What needs to be done:
Arrange the lines below as a numbered list, leaving out blank lines and omitting the pictures.

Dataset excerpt
[start]
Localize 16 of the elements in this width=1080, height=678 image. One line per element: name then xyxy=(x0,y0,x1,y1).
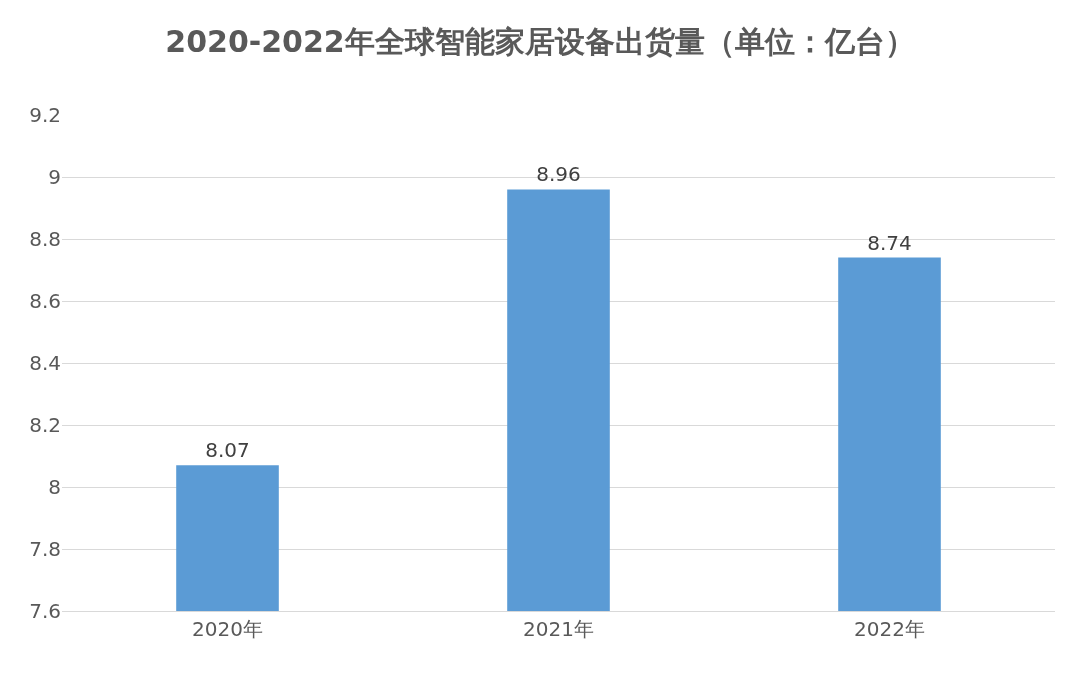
x-tick-label: 2021年 xyxy=(523,617,594,642)
y-tick-label: 7.8 xyxy=(29,537,61,561)
x-tick-label: 2020年 xyxy=(192,617,263,642)
y-tick-label: 7.6 xyxy=(29,599,61,623)
y-tick-label: 8.4 xyxy=(29,351,61,375)
y-tick-label: 9.2 xyxy=(29,103,61,127)
y-tick-label: 8.2 xyxy=(29,413,61,437)
y-tick-label: 9 xyxy=(48,165,61,189)
y-tick-label: 8 xyxy=(48,475,61,499)
data-label: 8.96 xyxy=(536,162,581,187)
y-tick-label: 8.8 xyxy=(29,227,61,251)
y-tick-label: 8.6 xyxy=(29,289,61,313)
data-label: 8.74 xyxy=(867,230,912,255)
x-tick-label: 2022年 xyxy=(854,617,925,642)
chart-title: 2020-2022年全球智能家居设备出货量（单位：亿台） xyxy=(165,23,915,59)
data-label: 8.07 xyxy=(205,438,250,463)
[end]
Answer below:
1. Localize 16 of the elements in this width=1080, height=678 image. One line per element: name then xyxy=(x0,y0,x1,y1).
2. x-tick-label: 2021年 xyxy=(523,617,594,642)
3. y-tick-label: 7.8 xyxy=(29,537,61,561)
4. x-tick-label: 2020年 xyxy=(192,617,263,642)
5. y-tick-label: 7.6 xyxy=(29,599,61,623)
6. y-tick-label: 8.4 xyxy=(29,351,61,375)
7. y-tick-label: 9.2 xyxy=(29,103,61,127)
8. y-tick-label: 8.2 xyxy=(29,413,61,437)
9. y-tick-label: 9 xyxy=(48,165,61,189)
10. y-tick-label: 8 xyxy=(48,475,61,499)
11. data-label: 8.96 xyxy=(536,162,581,187)
12. y-tick-label: 8.8 xyxy=(29,227,61,251)
13. y-tick-label: 8.6 xyxy=(29,289,61,313)
14. data-label: 8.74 xyxy=(867,230,912,255)
15. x-tick-label: 2022年 xyxy=(854,617,925,642)
16. chart-title: 2020-2022年全球智能家居设备出货量（单位：亿台） xyxy=(165,23,915,59)
17. data-label: 8.07 xyxy=(205,438,250,463)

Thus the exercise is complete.